**Your objective**
Please give the count of lines holding the string "this" and nothing besides.

* Begin Data extract *

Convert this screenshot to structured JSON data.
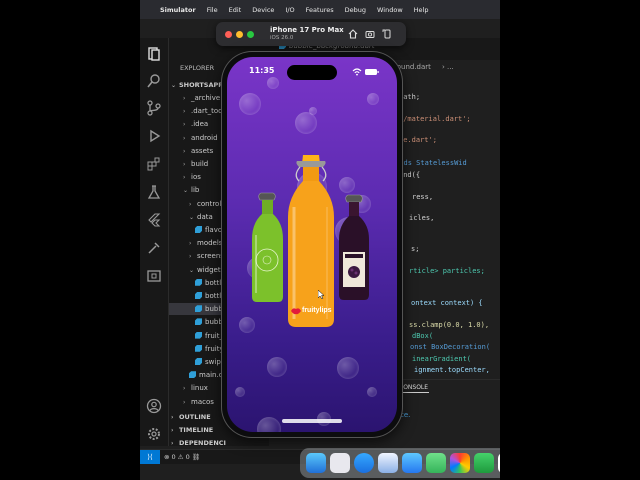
{
  "menubar": {
    "app": "Simulator",
    "items": [
      "File",
      "Edit",
      "Device",
      "I/O",
      "Features",
      "Debug",
      "Window",
      "Help"
    ]
  },
  "vscode": {
    "explorer_title": "EXPLORER",
    "project": "SHORTSAPP",
    "tree": [
      {
        "label": "_archive",
        "type": "folder"
      },
      {
        "label": ".dart_tool",
        "type": "folder"
      },
      {
        "label": ".idea",
        "type": "folder"
      },
      {
        "label": "android",
        "type": "folder"
      },
      {
        "label": "assets",
        "type": "folder"
      },
      {
        "label": "build",
        "type": "folder"
      },
      {
        "label": "ios",
        "type": "folder"
      },
      {
        "label": "lib",
        "type": "folder-open"
      },
      {
        "label": "controllers",
        "type": "folder"
      },
      {
        "label": "data",
        "type": "folder-open"
      },
      {
        "label": "flavors",
        "type": "file"
      },
      {
        "label": "models",
        "type": "folder"
      },
      {
        "label": "screens",
        "type": "folder"
      },
      {
        "label": "widgets",
        "type": "folder-open"
      },
      {
        "label": "bottle",
        "type": "file"
      },
      {
        "label": "bottle",
        "type": "file"
      },
      {
        "label": "bubble",
        "type": "file-selected"
      },
      {
        "label": "bubble",
        "type": "file"
      },
      {
        "label": "fruit_",
        "type": "file"
      },
      {
        "label": "fruityl",
        "type": "file"
      },
      {
        "label": "swipe",
        "type": "file"
      },
      {
        "label": "main.da",
        "type": "file"
      },
      {
        "label": "linux",
        "type": "folder"
      },
      {
        "label": "macos",
        "type": "folder"
      }
    ],
    "outline": "OUTLINE",
    "timeline": "TIMELINE",
    "dependencies": "DEPENDENCI",
    "tab": "bubble_background.dart",
    "breadcrumb": "round.dart",
    "code_lines": [
      "math;",
      "r/material.dart';",
      "le.dart';",
      "d extends StatelessWid",
      "und({",
      "ress,",
      "icles,",
      "s;",
      "rticle> particles;",
      "ontext context) {",
      "ss.clamp(0.0, 1.0),",
      "dBox(",
      "onst BoxDecoration(",
      "inearGradient(",
      "ignment.topCenter,"
    ],
    "panel_tab": "CONSOLE",
    "panel_text": "ce.",
    "status_errors": "0",
    "status_warnings": "0"
  },
  "simulator": {
    "device": "iPhone 17 Pro Max",
    "os": "iOS 26.0"
  },
  "phone": {
    "time": "11:35",
    "brand": "fruitylips"
  },
  "dock": {
    "calendar_day": "21"
  },
  "colors": {
    "accent": "#0078d4",
    "screen_top": "#7a35c8",
    "screen_bottom": "#2b1470",
    "orange_juice": "#f7a21b",
    "kiwi": "#7cc12b",
    "blackberry": "#2a1028"
  }
}
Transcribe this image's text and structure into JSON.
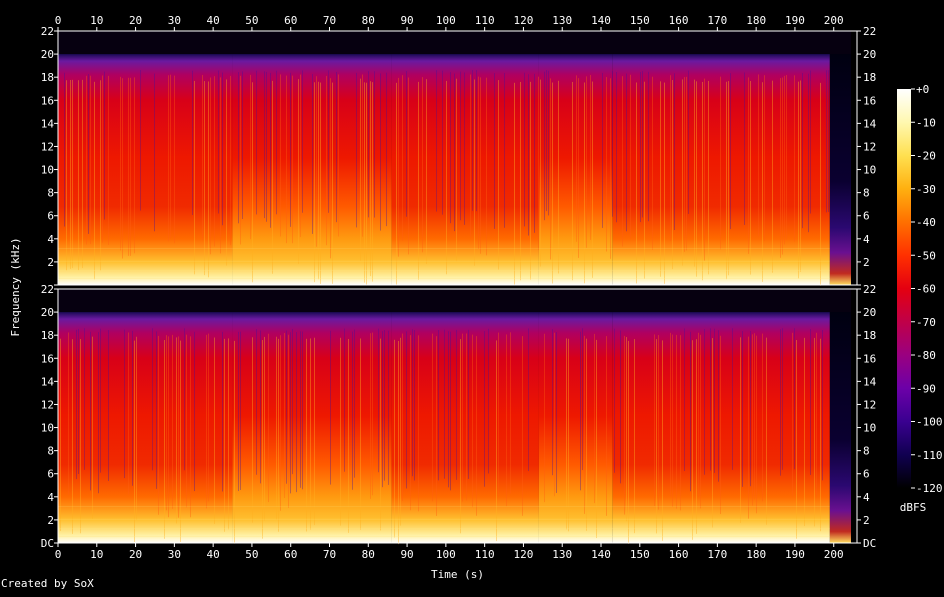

* End Data extract *

**Written response**
2